ACTIONS DEMANDÉES –
A – Recopiez le passage du document source allant de « Le lien avec » jusqu'à « d'ailleurs, en bas-âge. », en substituant « Adélaïde » à « Adèle ».
B – Selon le document source, où et en quelle année Adèle décède-t-elle ?

DOCUMENT SOURCE –
<<<<

Vivait dans ce village, Baruch, né en 1736 et marié à Fradel LEVY. Ils ont des enfants dont deux garçons : Nephtali, né en 1769, marié à Joséphine BILLA et Issac Lévy né en 1768 marié à Judith LEVY. Un fils de Nephtali s'appelle Baruch qui se marie avec Babette WEIL de Wolfisheim. Leur fils, Nephtali LEVY, est marchand d'Antiquité, et décède à Nancy. Son fils est René Jacques, notre passager du Titanic.
Le lien avec Valff
On reprend à partir de Baruch. Un de leur fils s'appelle Nephtali, qui deviendra l'ancêtre de René Jacques, victime du naufrage du Titanic et le deuxième Issac. Issac se mariera avec Judith LEVY. Ils auront un fils du nom de Simon né en 1808 qui se mariera avec Sara SCHUHL de Bischheim. Une de leurs filles s'appelle Adèle. Adèle naît à Bischheim et épouse Isaac Lévy de Valff le 21 février 1865. Elle décède à Benfeld en 1917. Le couple s'était auparavant installé à Valff où six de leurs enfants décèderont, d'ailleurs, en bas-âge.

>>>>

EXTRAITS DE DONNÉES –
<<<<

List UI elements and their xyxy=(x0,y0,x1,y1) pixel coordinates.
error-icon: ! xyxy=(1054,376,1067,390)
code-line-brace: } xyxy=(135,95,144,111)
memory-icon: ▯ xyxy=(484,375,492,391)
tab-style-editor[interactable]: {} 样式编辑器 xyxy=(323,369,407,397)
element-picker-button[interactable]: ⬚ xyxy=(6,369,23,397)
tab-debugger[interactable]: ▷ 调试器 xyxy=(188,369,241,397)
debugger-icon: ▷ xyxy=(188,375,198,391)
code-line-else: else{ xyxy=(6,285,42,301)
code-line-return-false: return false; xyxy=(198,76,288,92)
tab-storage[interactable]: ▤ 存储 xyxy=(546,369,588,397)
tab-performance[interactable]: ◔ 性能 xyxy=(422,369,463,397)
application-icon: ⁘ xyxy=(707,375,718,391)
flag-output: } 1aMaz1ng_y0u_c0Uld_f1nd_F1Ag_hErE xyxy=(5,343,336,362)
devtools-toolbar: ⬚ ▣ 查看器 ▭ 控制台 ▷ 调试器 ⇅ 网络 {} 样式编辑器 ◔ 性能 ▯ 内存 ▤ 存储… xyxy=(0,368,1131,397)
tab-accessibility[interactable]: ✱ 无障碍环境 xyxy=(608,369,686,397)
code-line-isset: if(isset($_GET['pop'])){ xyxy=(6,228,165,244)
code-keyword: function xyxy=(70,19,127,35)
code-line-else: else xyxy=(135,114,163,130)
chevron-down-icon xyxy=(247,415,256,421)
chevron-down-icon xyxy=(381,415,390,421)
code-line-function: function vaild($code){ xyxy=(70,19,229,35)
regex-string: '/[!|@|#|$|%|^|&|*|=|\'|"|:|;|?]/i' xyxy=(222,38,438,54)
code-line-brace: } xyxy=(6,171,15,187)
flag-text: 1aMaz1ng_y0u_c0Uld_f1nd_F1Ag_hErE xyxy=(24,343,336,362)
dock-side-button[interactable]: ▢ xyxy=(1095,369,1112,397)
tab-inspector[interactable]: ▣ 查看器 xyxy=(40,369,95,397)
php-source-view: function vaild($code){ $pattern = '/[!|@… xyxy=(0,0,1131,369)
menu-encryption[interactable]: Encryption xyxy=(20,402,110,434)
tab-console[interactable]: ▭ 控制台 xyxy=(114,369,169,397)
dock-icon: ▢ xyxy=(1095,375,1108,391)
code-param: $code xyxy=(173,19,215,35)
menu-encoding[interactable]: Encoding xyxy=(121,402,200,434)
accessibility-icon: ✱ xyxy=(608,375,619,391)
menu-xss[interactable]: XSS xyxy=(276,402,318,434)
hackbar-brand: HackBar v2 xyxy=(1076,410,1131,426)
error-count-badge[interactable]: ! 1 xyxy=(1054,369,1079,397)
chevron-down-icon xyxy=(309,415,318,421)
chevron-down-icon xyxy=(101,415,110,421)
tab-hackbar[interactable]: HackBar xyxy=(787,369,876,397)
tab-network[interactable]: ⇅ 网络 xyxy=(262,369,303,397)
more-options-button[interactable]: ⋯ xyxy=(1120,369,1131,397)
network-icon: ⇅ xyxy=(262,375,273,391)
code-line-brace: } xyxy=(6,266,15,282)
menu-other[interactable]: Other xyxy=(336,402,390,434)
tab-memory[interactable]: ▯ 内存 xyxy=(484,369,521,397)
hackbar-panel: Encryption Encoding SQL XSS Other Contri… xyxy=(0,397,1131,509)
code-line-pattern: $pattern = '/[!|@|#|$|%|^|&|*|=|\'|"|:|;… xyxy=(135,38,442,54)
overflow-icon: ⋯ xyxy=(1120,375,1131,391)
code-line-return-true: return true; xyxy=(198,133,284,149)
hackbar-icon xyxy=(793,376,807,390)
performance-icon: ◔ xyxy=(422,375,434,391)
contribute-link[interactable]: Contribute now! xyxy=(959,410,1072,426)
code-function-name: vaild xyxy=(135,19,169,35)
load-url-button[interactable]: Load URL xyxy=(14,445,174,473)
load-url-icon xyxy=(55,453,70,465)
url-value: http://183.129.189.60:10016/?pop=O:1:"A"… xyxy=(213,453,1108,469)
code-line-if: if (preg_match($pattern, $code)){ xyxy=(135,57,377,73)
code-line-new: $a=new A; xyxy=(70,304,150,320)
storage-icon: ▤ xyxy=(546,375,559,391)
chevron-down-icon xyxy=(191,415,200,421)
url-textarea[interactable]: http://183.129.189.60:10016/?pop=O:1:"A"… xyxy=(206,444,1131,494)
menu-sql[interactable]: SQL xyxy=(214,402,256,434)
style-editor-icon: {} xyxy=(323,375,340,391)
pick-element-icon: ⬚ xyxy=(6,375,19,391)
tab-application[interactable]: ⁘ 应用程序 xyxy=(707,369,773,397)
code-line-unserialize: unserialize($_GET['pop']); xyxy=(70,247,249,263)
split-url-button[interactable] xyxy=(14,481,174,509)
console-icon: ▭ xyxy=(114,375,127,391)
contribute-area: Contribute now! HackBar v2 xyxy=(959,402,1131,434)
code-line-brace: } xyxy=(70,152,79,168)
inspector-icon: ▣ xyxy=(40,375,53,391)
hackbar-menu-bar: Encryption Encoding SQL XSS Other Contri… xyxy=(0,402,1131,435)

>>>>

LISTE DES SOLUTIONS –
A –
Le lien avec Valff
On reprend à partir de Baruch. Un de leur fils s'appelle Nephtali, qui deviendra l'ancêtre de René Jacques, victime du naufrage du Titanic et le deuxième Issac. Issac se mariera avec Judith LEVY. Ils auront un fils du nom de Simon né en 1808 qui se mariera avec Sara SCHUHL de Bischheim. Une de leurs filles s'appelle Adélaïde. Adélaïde naît à Bischheim et épouse Isaac Lévy de Valff le 21 février 1865. Elle décède à Benfeld en 1917. Le couple s'était auparavant installé à Valff où six de leurs enfants décèderont, d'ailleurs, en bas-âge.

B – À Benfeld, en 1917.